*DATA TO USE:*
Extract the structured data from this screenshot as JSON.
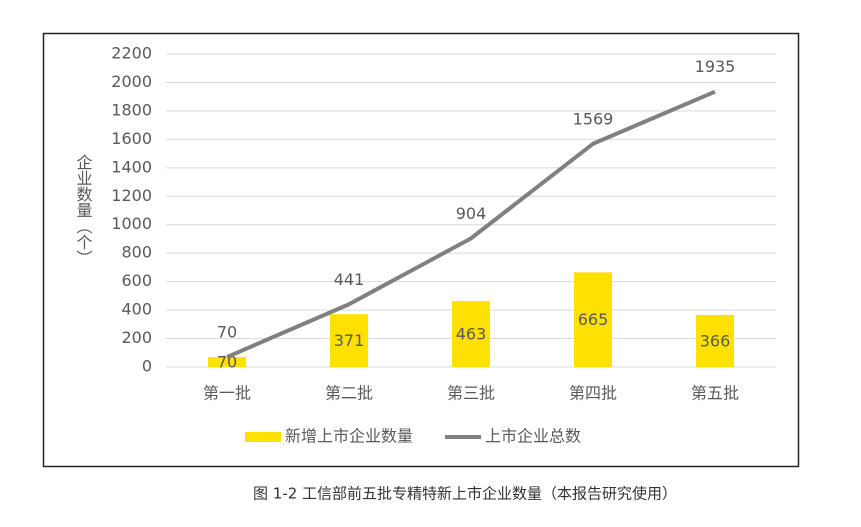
{
  "chart_data": {
    "type": "combo",
    "categories": [
      "第一批",
      "第二批",
      "第三批",
      "第四批",
      "第五批"
    ],
    "y_label": "企业数量（个）",
    "caption": "图 1-2 工信部前五批专精特新上市企业数量（本报告研究使用）",
    "series": [
      {
        "name": "新增上市企业数量",
        "type": "bar",
        "color": "#ffe100",
        "values": [
          70,
          371,
          463,
          665,
          366
        ]
      },
      {
        "name": "上市企业总数",
        "type": "line",
        "color": "#808080",
        "values": [
          70,
          441,
          904,
          1569,
          1935
        ]
      }
    ],
    "ylim": [
      0,
      2200
    ],
    "yticks": [
      0,
      200,
      400,
      600,
      800,
      1000,
      1200,
      1400,
      1600,
      1800,
      2000,
      2200
    ],
    "grid": true,
    "legend": "bottom"
  }
}
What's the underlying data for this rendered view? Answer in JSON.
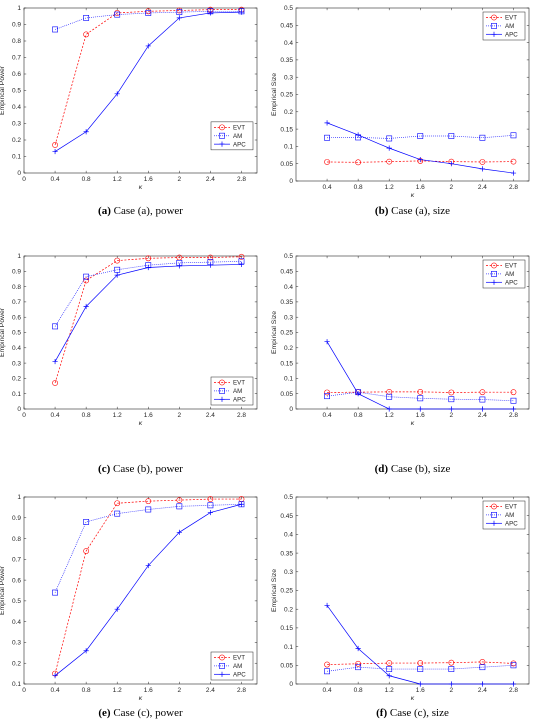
{
  "figure": {
    "background": "#ffffff"
  },
  "style": {
    "series_styles": {
      "EVT": {
        "color": "#ff0000",
        "dash": "2,1.6",
        "marker": "circle"
      },
      "AM": {
        "color": "#0000ff",
        "dash": "0.8,1.2",
        "marker": "square"
      },
      "APC": {
        "color": "#0000ff",
        "dash": "",
        "marker": "plus"
      }
    }
  },
  "chart_data": [
    {
      "id": "a-power",
      "type": "line",
      "caption_label": "(a)",
      "caption_text": "Case (a), power",
      "xlabel": "κ",
      "ylabel": "Empirical Power",
      "xlim": [
        0,
        3
      ],
      "ylim": [
        0,
        1
      ],
      "xticks": [
        "0",
        "0.4",
        "0.8",
        "1.2",
        "1.6",
        "2",
        "2.4",
        "2.8"
      ],
      "xtick_values": [
        0,
        0.4,
        0.8,
        1.2,
        1.6,
        2,
        2.4,
        2.8
      ],
      "yticks": [
        "0",
        "0.1",
        "0.2",
        "0.3",
        "0.4",
        "0.5",
        "0.6",
        "0.7",
        "0.8",
        "0.9",
        "1"
      ],
      "ytick_values": [
        0,
        0.1,
        0.2,
        0.3,
        0.4,
        0.5,
        0.6,
        0.7,
        0.8,
        0.9,
        1
      ],
      "legend_position": "middle-right",
      "x": [
        0.4,
        0.8,
        1.2,
        1.6,
        2,
        2.4,
        2.8
      ],
      "series": [
        {
          "name": "EVT",
          "values": [
            0.17,
            0.84,
            0.97,
            0.98,
            0.985,
            0.99,
            0.99
          ]
        },
        {
          "name": "AM",
          "values": [
            0.87,
            0.94,
            0.96,
            0.97,
            0.975,
            0.98,
            0.98
          ]
        },
        {
          "name": "APC",
          "values": [
            0.13,
            0.25,
            0.48,
            0.77,
            0.94,
            0.97,
            0.975
          ]
        }
      ]
    },
    {
      "id": "a-size",
      "type": "line",
      "caption_label": "(b)",
      "caption_text": "Case (a), size",
      "xlabel": "κ",
      "ylabel": "Empirical Size",
      "xlim": [
        0,
        3
      ],
      "ylim": [
        0,
        0.5
      ],
      "xticks": [
        "0.4",
        "0.8",
        "1.2",
        "1.6",
        "2",
        "2.4",
        "2.8"
      ],
      "xtick_values": [
        0.4,
        0.8,
        1.2,
        1.6,
        2,
        2.4,
        2.8
      ],
      "yticks": [
        "0",
        "0.05",
        "0.1",
        "0.15",
        "0.2",
        "0.25",
        "0.3",
        "0.35",
        "0.4",
        "0.45",
        "0.5"
      ],
      "ytick_values": [
        0,
        0.05,
        0.1,
        0.15,
        0.2,
        0.25,
        0.3,
        0.35,
        0.4,
        0.45,
        0.5
      ],
      "legend_position": "top-right",
      "x": [
        0.4,
        0.8,
        1.2,
        1.6,
        2,
        2.4,
        2.8
      ],
      "series": [
        {
          "name": "EVT",
          "values": [
            0.055,
            0.054,
            0.056,
            0.058,
            0.056,
            0.055,
            0.056
          ]
        },
        {
          "name": "AM",
          "values": [
            0.125,
            0.126,
            0.123,
            0.13,
            0.13,
            0.125,
            0.132
          ]
        },
        {
          "name": "APC",
          "values": [
            0.168,
            0.133,
            0.095,
            0.062,
            0.05,
            0.035,
            0.023
          ]
        }
      ]
    },
    {
      "id": "b-power",
      "type": "line",
      "caption_label": "(c)",
      "caption_text": "Case (b), power",
      "xlabel": "κ",
      "ylabel": "Empirical Power",
      "xlim": [
        0,
        3
      ],
      "ylim": [
        0,
        1
      ],
      "xticks": [
        "0",
        "0.4",
        "0.8",
        "1.2",
        "1.6",
        "2",
        "2.4",
        "2.8"
      ],
      "xtick_values": [
        0,
        0.4,
        0.8,
        1.2,
        1.6,
        2,
        2.4,
        2.8
      ],
      "yticks": [
        "0",
        "0.1",
        "0.2",
        "0.3",
        "0.4",
        "0.5",
        "0.6",
        "0.7",
        "0.8",
        "0.9",
        "1"
      ],
      "ytick_values": [
        0,
        0.1,
        0.2,
        0.3,
        0.4,
        0.5,
        0.6,
        0.7,
        0.8,
        0.9,
        1
      ],
      "legend_position": "bottom-right",
      "x": [
        0.4,
        0.8,
        1.2,
        1.6,
        2,
        2.4,
        2.8
      ],
      "series": [
        {
          "name": "EVT",
          "values": [
            0.17,
            0.84,
            0.97,
            0.985,
            0.99,
            0.99,
            0.995
          ]
        },
        {
          "name": "AM",
          "values": [
            0.54,
            0.865,
            0.91,
            0.94,
            0.955,
            0.96,
            0.965
          ]
        },
        {
          "name": "APC",
          "values": [
            0.31,
            0.67,
            0.875,
            0.925,
            0.935,
            0.94,
            0.945
          ]
        }
      ]
    },
    {
      "id": "b-size",
      "type": "line",
      "caption_label": "(d)",
      "caption_text": "Case (b), size",
      "xlabel": "κ",
      "ylabel": "Empirical Size",
      "xlim": [
        0,
        3
      ],
      "ylim": [
        0,
        0.5
      ],
      "xticks": [
        "0.4",
        "0.8",
        "1.2",
        "1.6",
        "2",
        "2.4",
        "2.8"
      ],
      "xtick_values": [
        0.4,
        0.8,
        1.2,
        1.6,
        2,
        2.4,
        2.8
      ],
      "yticks": [
        "0",
        "0.05",
        "0.1",
        "0.15",
        "0.2",
        "0.25",
        "0.3",
        "0.35",
        "0.4",
        "0.45",
        "0.5"
      ],
      "ytick_values": [
        0,
        0.05,
        0.1,
        0.15,
        0.2,
        0.25,
        0.3,
        0.35,
        0.4,
        0.45,
        0.5
      ],
      "legend_position": "top-right",
      "x": [
        0.4,
        0.8,
        1.2,
        1.6,
        2,
        2.4,
        2.8
      ],
      "series": [
        {
          "name": "EVT",
          "values": [
            0.054,
            0.055,
            0.056,
            0.056,
            0.054,
            0.055,
            0.055
          ]
        },
        {
          "name": "AM",
          "values": [
            0.042,
            0.055,
            0.04,
            0.035,
            0.032,
            0.031,
            0.027
          ]
        },
        {
          "name": "APC",
          "values": [
            0.22,
            0.05,
            0.0,
            0.0,
            0.0,
            0.0,
            0.0
          ]
        }
      ]
    },
    {
      "id": "c-power",
      "type": "line",
      "caption_label": "(e)",
      "caption_text": "Case (c), power",
      "xlabel": "κ",
      "ylabel": "Empirical Power",
      "xlim": [
        0,
        3
      ],
      "ylim": [
        0.1,
        1
      ],
      "xticks": [
        "0",
        "0.4",
        "0.8",
        "1.2",
        "1.6",
        "2",
        "2.4",
        "2.8"
      ],
      "xtick_values": [
        0,
        0.4,
        0.8,
        1.2,
        1.6,
        2,
        2.4,
        2.8
      ],
      "yticks": [
        "0.1",
        "0.2",
        "0.3",
        "0.4",
        "0.5",
        "0.6",
        "0.7",
        "0.8",
        "0.9",
        "1"
      ],
      "ytick_values": [
        0.1,
        0.2,
        0.3,
        0.4,
        0.5,
        0.6,
        0.7,
        0.8,
        0.9,
        1
      ],
      "legend_position": "bottom-right",
      "x": [
        0.4,
        0.8,
        1.2,
        1.6,
        2,
        2.4,
        2.8
      ],
      "series": [
        {
          "name": "EVT",
          "values": [
            0.15,
            0.74,
            0.97,
            0.98,
            0.985,
            0.99,
            0.99
          ]
        },
        {
          "name": "AM",
          "values": [
            0.54,
            0.88,
            0.92,
            0.94,
            0.955,
            0.96,
            0.965
          ]
        },
        {
          "name": "APC",
          "values": [
            0.14,
            0.26,
            0.46,
            0.67,
            0.83,
            0.925,
            0.965
          ]
        }
      ]
    },
    {
      "id": "c-size",
      "type": "line",
      "caption_label": "(f)",
      "caption_text": "Case (c), size",
      "xlabel": "κ",
      "ylabel": "Empirical Size",
      "xlim": [
        0,
        3
      ],
      "ylim": [
        0,
        0.5
      ],
      "xticks": [
        "0.4",
        "0.8",
        "1.2",
        "1.6",
        "2",
        "2.4",
        "2.8"
      ],
      "xtick_values": [
        0.4,
        0.8,
        1.2,
        1.6,
        2,
        2.4,
        2.8
      ],
      "yticks": [
        "0",
        "0.05",
        "0.1",
        "0.15",
        "0.2",
        "0.25",
        "0.3",
        "0.35",
        "0.4",
        "0.45",
        "0.5"
      ],
      "ytick_values": [
        0,
        0.05,
        0.1,
        0.15,
        0.2,
        0.25,
        0.3,
        0.35,
        0.4,
        0.45,
        0.5
      ],
      "legend_position": "top-right",
      "x": [
        0.4,
        0.8,
        1.2,
        1.6,
        2,
        2.4,
        2.8
      ],
      "series": [
        {
          "name": "EVT",
          "values": [
            0.052,
            0.054,
            0.056,
            0.056,
            0.057,
            0.059,
            0.055
          ]
        },
        {
          "name": "AM",
          "values": [
            0.034,
            0.045,
            0.04,
            0.04,
            0.04,
            0.045,
            0.05
          ]
        },
        {
          "name": "APC",
          "values": [
            0.21,
            0.095,
            0.022,
            0.0,
            0.0,
            0.0,
            0.0
          ]
        }
      ]
    }
  ]
}
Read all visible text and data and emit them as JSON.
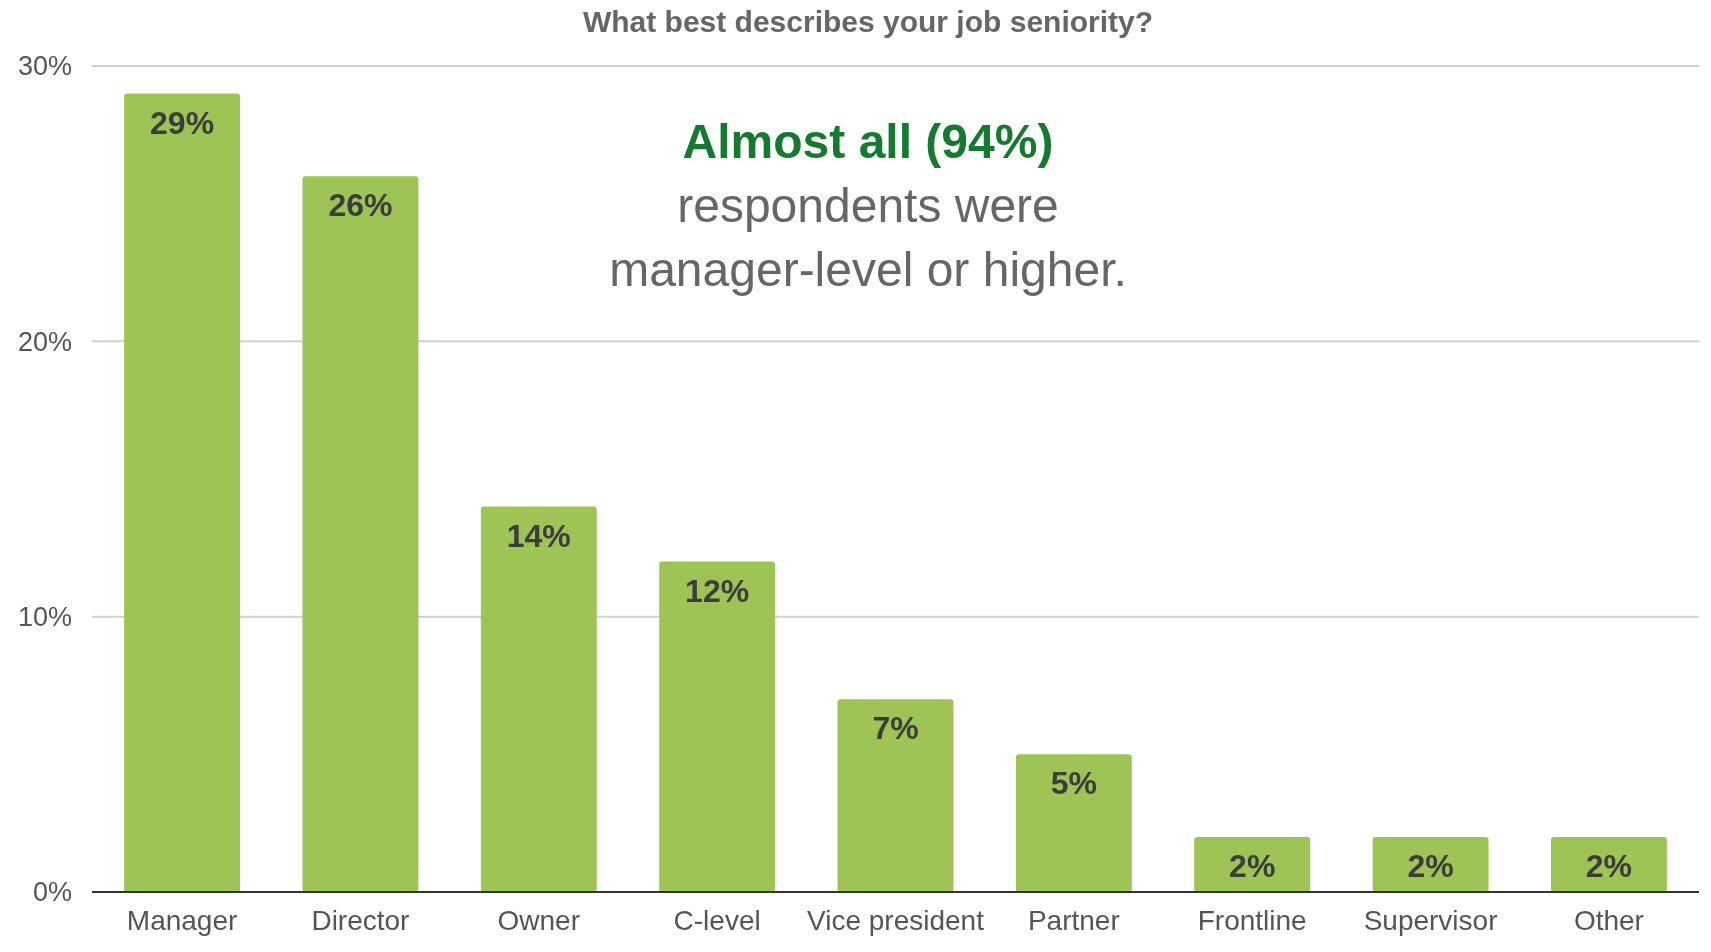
{
  "chart_data": {
    "type": "bar",
    "title": "What best describes your job seniority?",
    "categories": [
      "Manager",
      "Director",
      "Owner",
      "C-level",
      "Vice president",
      "Partner",
      "Frontline",
      "Supervisor",
      "Other"
    ],
    "values": [
      29,
      26,
      14,
      12,
      7,
      5,
      2,
      2,
      2
    ],
    "value_labels": [
      "29%",
      "26%",
      "14%",
      "12%",
      "7%",
      "5%",
      "2%",
      "2%",
      "2%"
    ],
    "color": "#9dc455",
    "ylim": [
      0,
      30
    ],
    "yticks": [
      {
        "value": 0,
        "label": "0%"
      },
      {
        "value": 10,
        "label": "10%"
      },
      {
        "value": 20,
        "label": "20%"
      },
      {
        "value": 30,
        "label": "30%"
      }
    ],
    "grid": "y",
    "annotations": [
      "Almost all (94%)",
      "respondents were manager-level or higher."
    ]
  }
}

*PROBLEM TO SOLVE:* Beginning with the line with "Read all visible", repeat the entries above exactly, up to and including the last line, leaving out pictures.

*EXERCISE RESULT:*
Read all visible text and data and emit them as JSON.
{
  "chart_data": {
    "type": "bar",
    "title": "What best describes your job seniority?",
    "categories": [
      "Manager",
      "Director",
      "Owner",
      "C-level",
      "Vice president",
      "Partner",
      "Frontline",
      "Supervisor",
      "Other"
    ],
    "values": [
      29,
      26,
      14,
      12,
      7,
      5,
      2,
      2,
      2
    ],
    "value_labels": [
      "29%",
      "26%",
      "14%",
      "12%",
      "7%",
      "5%",
      "2%",
      "2%",
      "2%"
    ],
    "color": "#9dc455",
    "ylim": [
      0,
      30
    ],
    "yticks": [
      {
        "value": 0,
        "label": "0%"
      },
      {
        "value": 10,
        "label": "10%"
      },
      {
        "value": 20,
        "label": "20%"
      },
      {
        "value": 30,
        "label": "30%"
      }
    ],
    "grid": "y",
    "annotations": [
      "Almost all (94%)",
      "respondents were manager-level or higher."
    ]
  }
}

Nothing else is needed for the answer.